» Part of a data file
========================================
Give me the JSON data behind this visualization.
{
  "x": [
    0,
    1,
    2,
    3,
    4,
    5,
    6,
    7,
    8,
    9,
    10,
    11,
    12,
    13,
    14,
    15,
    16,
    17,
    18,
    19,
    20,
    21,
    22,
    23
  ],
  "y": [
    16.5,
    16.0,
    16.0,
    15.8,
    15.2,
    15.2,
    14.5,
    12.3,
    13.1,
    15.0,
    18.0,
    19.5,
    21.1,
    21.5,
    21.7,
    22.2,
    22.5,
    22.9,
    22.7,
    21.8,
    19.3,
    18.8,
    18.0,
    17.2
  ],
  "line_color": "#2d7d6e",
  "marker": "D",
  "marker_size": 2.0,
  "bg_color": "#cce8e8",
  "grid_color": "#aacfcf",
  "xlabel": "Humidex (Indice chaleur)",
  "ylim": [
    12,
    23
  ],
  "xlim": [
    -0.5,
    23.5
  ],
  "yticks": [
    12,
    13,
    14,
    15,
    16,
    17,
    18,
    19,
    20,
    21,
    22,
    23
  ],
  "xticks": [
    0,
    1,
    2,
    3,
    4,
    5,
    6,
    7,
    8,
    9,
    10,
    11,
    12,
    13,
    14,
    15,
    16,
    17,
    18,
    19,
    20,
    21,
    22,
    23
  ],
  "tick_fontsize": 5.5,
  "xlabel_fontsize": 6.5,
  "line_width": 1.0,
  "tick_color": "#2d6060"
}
========================================
» THE REQUEST
Write the listing out again, exactly as it reads.

» SOLUTION TO THIS EXERCISE
Give me the JSON data behind this visualization.
{
  "x": [
    0,
    1,
    2,
    3,
    4,
    5,
    6,
    7,
    8,
    9,
    10,
    11,
    12,
    13,
    14,
    15,
    16,
    17,
    18,
    19,
    20,
    21,
    22,
    23
  ],
  "y": [
    16.5,
    16.0,
    16.0,
    15.8,
    15.2,
    15.2,
    14.5,
    12.3,
    13.1,
    15.0,
    18.0,
    19.5,
    21.1,
    21.5,
    21.7,
    22.2,
    22.5,
    22.9,
    22.7,
    21.8,
    19.3,
    18.8,
    18.0,
    17.2
  ],
  "line_color": "#2d7d6e",
  "marker": "D",
  "marker_size": 2.0,
  "bg_color": "#cce8e8",
  "grid_color": "#aacfcf",
  "xlabel": "Humidex (Indice chaleur)",
  "ylim": [
    12,
    23
  ],
  "xlim": [
    -0.5,
    23.5
  ],
  "yticks": [
    12,
    13,
    14,
    15,
    16,
    17,
    18,
    19,
    20,
    21,
    22,
    23
  ],
  "xticks": [
    0,
    1,
    2,
    3,
    4,
    5,
    6,
    7,
    8,
    9,
    10,
    11,
    12,
    13,
    14,
    15,
    16,
    17,
    18,
    19,
    20,
    21,
    22,
    23
  ],
  "tick_fontsize": 5.5,
  "xlabel_fontsize": 6.5,
  "line_width": 1.0,
  "tick_color": "#2d6060"
}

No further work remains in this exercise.